June 2009 Archives

There's nothing more wonderful than having high expectations exceeded. I love the music to the reimagined Battlestar Galactica - music is a pivotal element of TV and film for me - and I expected the soundtracks to be good. They are exquisite.

A great deal of TV soundtrack is generic and predictable, either badly written, poorly produced, or both. I loved the Sopranos' use of recorded songs, largely because it would have been criminal to ruin a great show with predictable score. That's definitely not the case here - the variety and poignancy of Bear Mccreary's music for Battlestar is a simple delight.

It's a dark show, and a lot of the music reflects that; but I like the tone of the show, and I feel it in the soundtrack. In Battlestar there were even a few opportunities for the soundtrack to lead, and lead it did - especially the fantastic version of 'All Along the Watchtower' that ends season 3. It's great to hear it in full, with no distractions.

What amazed me on listening to the OSTs is how so many of the themes and one-offs were etched into my memory from watching the show. I've not heard the soundtrack separately before today, but I feel like I've known much of it for years. I had the same experience with the glorious soundtracks to Lord of the Rings and Gladiator; it was a beautiful surprise to feel again another, somehow more personal, aspect to a fine piece of art.

 

For years I've only done development work on Unix machines. It's just easier - everything is there, and for the most part it works. Compilers, debuggers, parser generators, they're all there, they're all free and standard.

_Short task A_
Answer these questions using the June 2009 blog archive:
(i) Which show's use of recorded songs did the writer love?
(ii) Which song, in a version heard at the end of season 3, does the writer single out?
(iii) On what kind of machines has the writer done development work for years?
_Short task B_
Resume the June 2009 blog archive right after its last sentence.
You won't need the records for any of this.

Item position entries
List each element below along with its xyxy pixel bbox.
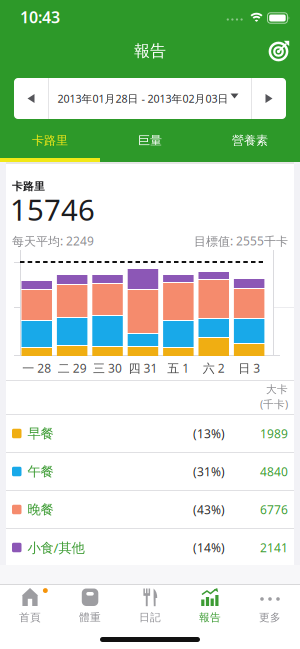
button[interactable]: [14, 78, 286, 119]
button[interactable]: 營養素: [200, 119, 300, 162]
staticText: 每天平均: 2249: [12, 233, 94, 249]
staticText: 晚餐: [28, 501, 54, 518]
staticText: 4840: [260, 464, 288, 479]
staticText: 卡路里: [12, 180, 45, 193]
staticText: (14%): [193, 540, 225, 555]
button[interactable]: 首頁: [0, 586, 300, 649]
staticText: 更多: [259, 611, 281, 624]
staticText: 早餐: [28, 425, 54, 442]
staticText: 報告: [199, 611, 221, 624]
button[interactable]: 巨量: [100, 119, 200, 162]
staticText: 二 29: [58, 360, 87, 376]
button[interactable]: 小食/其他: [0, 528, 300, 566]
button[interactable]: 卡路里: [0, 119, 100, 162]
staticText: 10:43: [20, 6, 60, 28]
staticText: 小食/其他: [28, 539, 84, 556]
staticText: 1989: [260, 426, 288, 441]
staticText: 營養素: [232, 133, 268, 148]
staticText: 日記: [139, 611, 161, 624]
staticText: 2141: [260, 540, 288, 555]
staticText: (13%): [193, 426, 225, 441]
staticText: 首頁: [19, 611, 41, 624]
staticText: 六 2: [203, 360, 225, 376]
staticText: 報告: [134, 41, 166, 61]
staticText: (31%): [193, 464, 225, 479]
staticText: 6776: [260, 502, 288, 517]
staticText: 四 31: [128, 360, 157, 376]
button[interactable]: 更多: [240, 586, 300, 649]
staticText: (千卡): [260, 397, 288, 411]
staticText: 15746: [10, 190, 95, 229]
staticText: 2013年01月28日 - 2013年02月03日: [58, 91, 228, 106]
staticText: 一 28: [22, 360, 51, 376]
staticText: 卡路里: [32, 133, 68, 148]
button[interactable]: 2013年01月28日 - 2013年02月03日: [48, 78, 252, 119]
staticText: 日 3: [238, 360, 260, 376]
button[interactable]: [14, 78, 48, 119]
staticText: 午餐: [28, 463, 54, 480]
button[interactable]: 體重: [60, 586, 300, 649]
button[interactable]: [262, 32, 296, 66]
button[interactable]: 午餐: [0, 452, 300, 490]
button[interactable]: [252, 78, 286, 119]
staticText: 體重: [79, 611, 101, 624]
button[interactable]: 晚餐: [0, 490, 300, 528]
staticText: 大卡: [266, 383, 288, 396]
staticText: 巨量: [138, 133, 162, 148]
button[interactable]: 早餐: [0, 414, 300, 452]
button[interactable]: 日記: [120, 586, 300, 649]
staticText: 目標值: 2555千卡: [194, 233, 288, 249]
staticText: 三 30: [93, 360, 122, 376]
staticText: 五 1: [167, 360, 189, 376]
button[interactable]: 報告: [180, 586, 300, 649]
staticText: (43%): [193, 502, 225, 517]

--

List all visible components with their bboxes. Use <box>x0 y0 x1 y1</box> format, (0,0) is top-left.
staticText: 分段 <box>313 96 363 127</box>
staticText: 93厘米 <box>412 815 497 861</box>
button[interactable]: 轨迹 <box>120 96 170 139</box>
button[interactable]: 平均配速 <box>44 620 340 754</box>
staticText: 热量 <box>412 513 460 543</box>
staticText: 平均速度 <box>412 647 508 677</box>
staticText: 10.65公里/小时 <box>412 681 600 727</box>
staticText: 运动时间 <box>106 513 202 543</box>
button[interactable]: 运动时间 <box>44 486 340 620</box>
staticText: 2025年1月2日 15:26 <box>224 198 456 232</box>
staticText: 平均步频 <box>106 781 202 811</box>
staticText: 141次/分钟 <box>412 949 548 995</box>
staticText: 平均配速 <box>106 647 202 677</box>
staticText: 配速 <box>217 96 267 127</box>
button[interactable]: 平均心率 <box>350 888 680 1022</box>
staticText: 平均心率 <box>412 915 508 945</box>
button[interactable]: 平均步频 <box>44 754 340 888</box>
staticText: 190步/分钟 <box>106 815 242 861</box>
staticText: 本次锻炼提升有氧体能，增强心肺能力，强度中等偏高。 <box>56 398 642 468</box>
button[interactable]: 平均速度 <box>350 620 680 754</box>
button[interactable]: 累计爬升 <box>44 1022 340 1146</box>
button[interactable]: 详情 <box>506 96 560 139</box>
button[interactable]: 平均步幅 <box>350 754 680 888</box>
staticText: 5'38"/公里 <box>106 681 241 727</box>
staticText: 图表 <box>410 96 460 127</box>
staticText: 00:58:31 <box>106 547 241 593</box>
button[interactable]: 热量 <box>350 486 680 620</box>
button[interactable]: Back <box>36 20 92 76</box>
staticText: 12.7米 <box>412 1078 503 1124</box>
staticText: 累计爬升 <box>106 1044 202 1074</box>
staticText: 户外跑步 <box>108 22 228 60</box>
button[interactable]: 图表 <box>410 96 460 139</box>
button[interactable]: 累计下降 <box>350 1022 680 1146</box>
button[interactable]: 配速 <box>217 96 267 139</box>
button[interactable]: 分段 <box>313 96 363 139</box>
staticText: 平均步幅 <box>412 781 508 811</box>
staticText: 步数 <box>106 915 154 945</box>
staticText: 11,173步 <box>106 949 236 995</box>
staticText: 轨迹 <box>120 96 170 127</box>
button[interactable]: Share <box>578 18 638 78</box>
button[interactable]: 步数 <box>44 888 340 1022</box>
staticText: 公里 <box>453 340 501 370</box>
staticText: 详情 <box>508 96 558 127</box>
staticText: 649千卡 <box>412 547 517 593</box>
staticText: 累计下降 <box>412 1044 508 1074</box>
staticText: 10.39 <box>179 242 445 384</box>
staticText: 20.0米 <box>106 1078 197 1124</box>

_Result A_
(i) The Sopranos
(ii) 'All Along the Watchtower'
(iii) Unix machines

_Result B_
My memory of Windows development is rather different. You used to need Visual C++ (better yet, full-on Visual Studio), and that meant either a cash layout or a trip to dodgy software land. I have a rule with my new development machine, that there will be absolutely nothing on here that's not 100% legit. That means no Visual Studio, because I refuse to pay that much money for a toolchain and an IDE, however good they might be.

Now I'm trying something different. I have Eclipse, for my sins. I have installed the C/C++ Development Tools (CDT) feature, and now I'm going with MinGW. I have Cygwin as well, but that ties me to the GPL and to having the Cygwin DLL present. I have no problem with the GPL, but it's annoying to not have a choice. So: MinGW it is.

Eclipse is a fine IDE, but it's a complete monster - Visual Studio was a lot easier to grasp at first. I've been using Eclipse for a little while now, and it still feels like I'm barely in control of it. Luckily we spent big on my dev machine, because a lesser laptop would struggle.

To my amazement, the instructions that ship with the CDT are right, the toolchain installed as documented, and the sample application built and ran first time. I almost feel cheated - I was ready for a fight.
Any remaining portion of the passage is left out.